__WORK TO DO__. Produce an exact transcription of the listing below, omitting the pictures.

<<<<

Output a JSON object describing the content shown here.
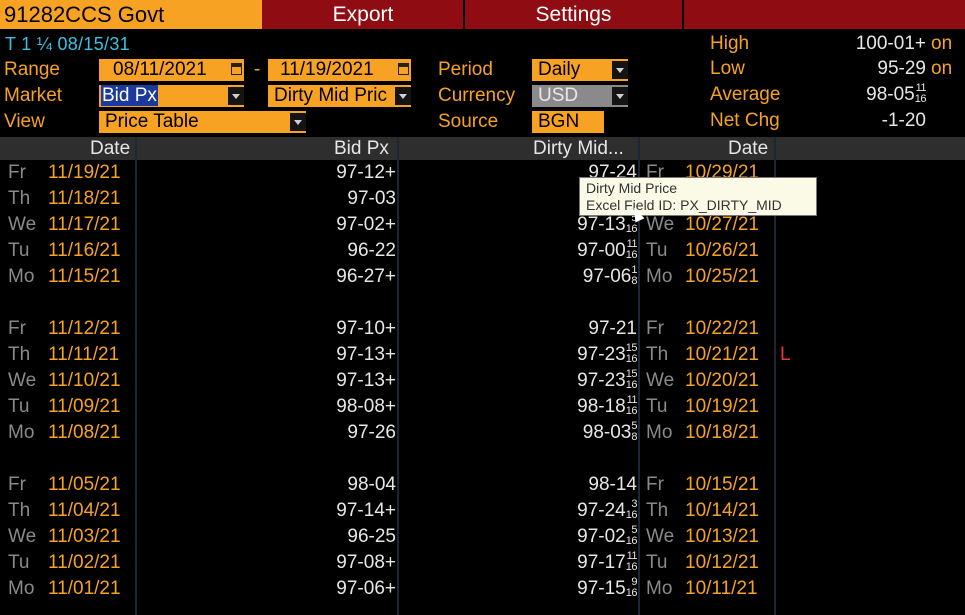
{
  "header": {
    "ticker": "91282CCS Govt",
    "export_label": "Export",
    "settings_label": "Settings"
  },
  "security_line": "T 1 ¼ 08/15/31",
  "controls": {
    "range_label": "Range",
    "range_start": "08/11/2021",
    "range_dash": "-",
    "range_end": "11/19/2021",
    "market_label": "Market",
    "market_value": "Bid Px",
    "market_value2": "Dirty Mid Pric",
    "view_label": "View",
    "view_value": "Price Table",
    "period_label": "Period",
    "period_value": "Daily",
    "currency_label": "Currency",
    "currency_value": "USD",
    "source_label": "Source",
    "source_value": "BGN"
  },
  "stats": {
    "high_label": "High",
    "high_value": "100-01+",
    "high_on": "on",
    "low_label": "Low",
    "low_value": "95-29",
    "low_on": "on",
    "avg_label": "Average",
    "avg_value": "98-05",
    "avg_frac_num": "11",
    "avg_frac_den": "16",
    "netchg_label": "Net Chg",
    "netchg_value": "-1-20"
  },
  "table": {
    "headers": {
      "date": "Date",
      "bid": "Bid Px",
      "dirty": "Dirty Mid...",
      "date2": "Date"
    },
    "rows": [
      {
        "dow": "Fr",
        "date": "11/19/21",
        "bid": "97-12+",
        "dirty": "97-24",
        "fn": "",
        "fd": "",
        "dow2": "Fr",
        "date2": "10/29/21",
        "flag": ""
      },
      {
        "dow": "Th",
        "date": "11/18/21",
        "bid": "97-03",
        "dirty": "97",
        "fn": "",
        "fd": "",
        "dow2": "",
        "date2": "",
        "flag": ""
      },
      {
        "dow": "We",
        "date": "11/17/21",
        "bid": "97-02+",
        "dirty": "97-13",
        "fn": "5",
        "fd": "16",
        "dow2": "We",
        "date2": "10/27/21",
        "flag": ""
      },
      {
        "dow": "Tu",
        "date": "11/16/21",
        "bid": "96-22",
        "dirty": "97-00",
        "fn": "11",
        "fd": "16",
        "dow2": "Tu",
        "date2": "10/26/21",
        "flag": ""
      },
      {
        "dow": "Mo",
        "date": "11/15/21",
        "bid": "96-27+",
        "dirty": "97-06",
        "fn": "1",
        "fd": "8",
        "dow2": "Mo",
        "date2": "10/25/21",
        "flag": ""
      },
      {
        "dow": "Fr",
        "date": "11/12/21",
        "bid": "97-10+",
        "dirty": "97-21",
        "fn": "",
        "fd": "",
        "dow2": "Fr",
        "date2": "10/22/21",
        "flag": ""
      },
      {
        "dow": "Th",
        "date": "11/11/21",
        "bid": "97-13+",
        "dirty": "97-23",
        "fn": "15",
        "fd": "16",
        "dow2": "Th",
        "date2": "10/21/21",
        "flag": "L"
      },
      {
        "dow": "We",
        "date": "11/10/21",
        "bid": "97-13+",
        "dirty": "97-23",
        "fn": "15",
        "fd": "16",
        "dow2": "We",
        "date2": "10/20/21",
        "flag": ""
      },
      {
        "dow": "Tu",
        "date": "11/09/21",
        "bid": "98-08+",
        "dirty": "98-18",
        "fn": "11",
        "fd": "16",
        "dow2": "Tu",
        "date2": "10/19/21",
        "flag": ""
      },
      {
        "dow": "Mo",
        "date": "11/08/21",
        "bid": "97-26",
        "dirty": "98-03",
        "fn": "5",
        "fd": "8",
        "dow2": "Mo",
        "date2": "10/18/21",
        "flag": ""
      },
      {
        "dow": "Fr",
        "date": "11/05/21",
        "bid": "98-04",
        "dirty": "98-14",
        "fn": "",
        "fd": "",
        "dow2": "Fr",
        "date2": "10/15/21",
        "flag": ""
      },
      {
        "dow": "Th",
        "date": "11/04/21",
        "bid": "97-14+",
        "dirty": "97-24",
        "fn": "3",
        "fd": "16",
        "dow2": "Th",
        "date2": "10/14/21",
        "flag": ""
      },
      {
        "dow": "We",
        "date": "11/03/21",
        "bid": "96-25",
        "dirty": "97-02",
        "fn": "5",
        "fd": "16",
        "dow2": "We",
        "date2": "10/13/21",
        "flag": ""
      },
      {
        "dow": "Tu",
        "date": "11/02/21",
        "bid": "97-08+",
        "dirty": "97-17",
        "fn": "11",
        "fd": "16",
        "dow2": "Tu",
        "date2": "10/12/21",
        "flag": ""
      },
      {
        "dow": "Mo",
        "date": "11/01/21",
        "bid": "97-06+",
        "dirty": "97-15",
        "fn": "9",
        "fd": "16",
        "dow2": "Mo",
        "date2": "10/11/21",
        "flag": ""
      }
    ]
  },
  "tooltip": {
    "line1": "Dirty Mid Price",
    "line2": "Excel Field ID: PX_DIRTY_MID"
  }
}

>>>>

__PROBLEM SOLUTION__.
Output a JSON object describing the content shown here.
{
  "header": {
    "ticker": "91282CCS Govt",
    "export_label": "Export",
    "settings_label": "Settings"
  },
  "security_line": "T 1 ¼ 08/15/31",
  "controls": {
    "range_label": "Range",
    "range_start": "08/11/2021",
    "range_dash": "-",
    "range_end": "11/19/2021",
    "market_label": "Market",
    "market_value": "Bid Px",
    "market_value2": "Dirty Mid Pric",
    "view_label": "View",
    "view_value": "Price Table",
    "period_label": "Period",
    "period_value": "Daily",
    "currency_label": "Currency",
    "currency_value": "USD",
    "source_label": "Source",
    "source_value": "BGN"
  },
  "stats": {
    "high_label": "High",
    "high_value": "100-01+",
    "high_on": "on",
    "low_label": "Low",
    "low_value": "95-29",
    "low_on": "on",
    "avg_label": "Average",
    "avg_value": "98-05",
    "avg_frac_num": "11",
    "avg_frac_den": "16",
    "netchg_label": "Net Chg",
    "netchg_value": "-1-20"
  },
  "table": {
    "headers": {
      "date": "Date",
      "bid": "Bid Px",
      "dirty": "Dirty Mid...",
      "date2": "Date"
    },
    "rows": [
      {
        "dow": "Fr",
        "date": "11/19/21",
        "bid": "97-12+",
        "dirty": "97-24",
        "fn": "",
        "fd": "",
        "dow2": "Fr",
        "date2": "10/29/21",
        "flag": ""
      },
      {
        "dow": "Th",
        "date": "11/18/21",
        "bid": "97-03",
        "dirty": "97",
        "fn": "",
        "fd": "",
        "dow2": "",
        "date2": "",
        "flag": ""
      },
      {
        "dow": "We",
        "date": "11/17/21",
        "bid": "97-02+",
        "dirty": "97-13",
        "fn": "5",
        "fd": "16",
        "dow2": "We",
        "date2": "10/27/21",
        "flag": ""
      },
      {
        "dow": "Tu",
        "date": "11/16/21",
        "bid": "96-22",
        "dirty": "97-00",
        "fn": "11",
        "fd": "16",
        "dow2": "Tu",
        "date2": "10/26/21",
        "flag": ""
      },
      {
        "dow": "Mo",
        "date": "11/15/21",
        "bid": "96-27+",
        "dirty": "97-06",
        "fn": "1",
        "fd": "8",
        "dow2": "Mo",
        "date2": "10/25/21",
        "flag": ""
      },
      {
        "dow": "Fr",
        "date": "11/12/21",
        "bid": "97-10+",
        "dirty": "97-21",
        "fn": "",
        "fd": "",
        "dow2": "Fr",
        "date2": "10/22/21",
        "flag": ""
      },
      {
        "dow": "Th",
        "date": "11/11/21",
        "bid": "97-13+",
        "dirty": "97-23",
        "fn": "15",
        "fd": "16",
        "dow2": "Th",
        "date2": "10/21/21",
        "flag": "L"
      },
      {
        "dow": "We",
        "date": "11/10/21",
        "bid": "97-13+",
        "dirty": "97-23",
        "fn": "15",
        "fd": "16",
        "dow2": "We",
        "date2": "10/20/21",
        "flag": ""
      },
      {
        "dow": "Tu",
        "date": "11/09/21",
        "bid": "98-08+",
        "dirty": "98-18",
        "fn": "11",
        "fd": "16",
        "dow2": "Tu",
        "date2": "10/19/21",
        "flag": ""
      },
      {
        "dow": "Mo",
        "date": "11/08/21",
        "bid": "97-26",
        "dirty": "98-03",
        "fn": "5",
        "fd": "8",
        "dow2": "Mo",
        "date2": "10/18/21",
        "flag": ""
      },
      {
        "dow": "Fr",
        "date": "11/05/21",
        "bid": "98-04",
        "dirty": "98-14",
        "fn": "",
        "fd": "",
        "dow2": "Fr",
        "date2": "10/15/21",
        "flag": ""
      },
      {
        "dow": "Th",
        "date": "11/04/21",
        "bid": "97-14+",
        "dirty": "97-24",
        "fn": "3",
        "fd": "16",
        "dow2": "Th",
        "date2": "10/14/21",
        "flag": ""
      },
      {
        "dow": "We",
        "date": "11/03/21",
        "bid": "96-25",
        "dirty": "97-02",
        "fn": "5",
        "fd": "16",
        "dow2": "We",
        "date2": "10/13/21",
        "flag": ""
      },
      {
        "dow": "Tu",
        "date": "11/02/21",
        "bid": "97-08+",
        "dirty": "97-17",
        "fn": "11",
        "fd": "16",
        "dow2": "Tu",
        "date2": "10/12/21",
        "flag": ""
      },
      {
        "dow": "Mo",
        "date": "11/01/21",
        "bid": "97-06+",
        "dirty": "97-15",
        "fn": "9",
        "fd": "16",
        "dow2": "Mo",
        "date2": "10/11/21",
        "flag": ""
      }
    ]
  },
  "tooltip": {
    "line1": "Dirty Mid Price",
    "line2": "Excel Field ID: PX_DIRTY_MID"
  }
}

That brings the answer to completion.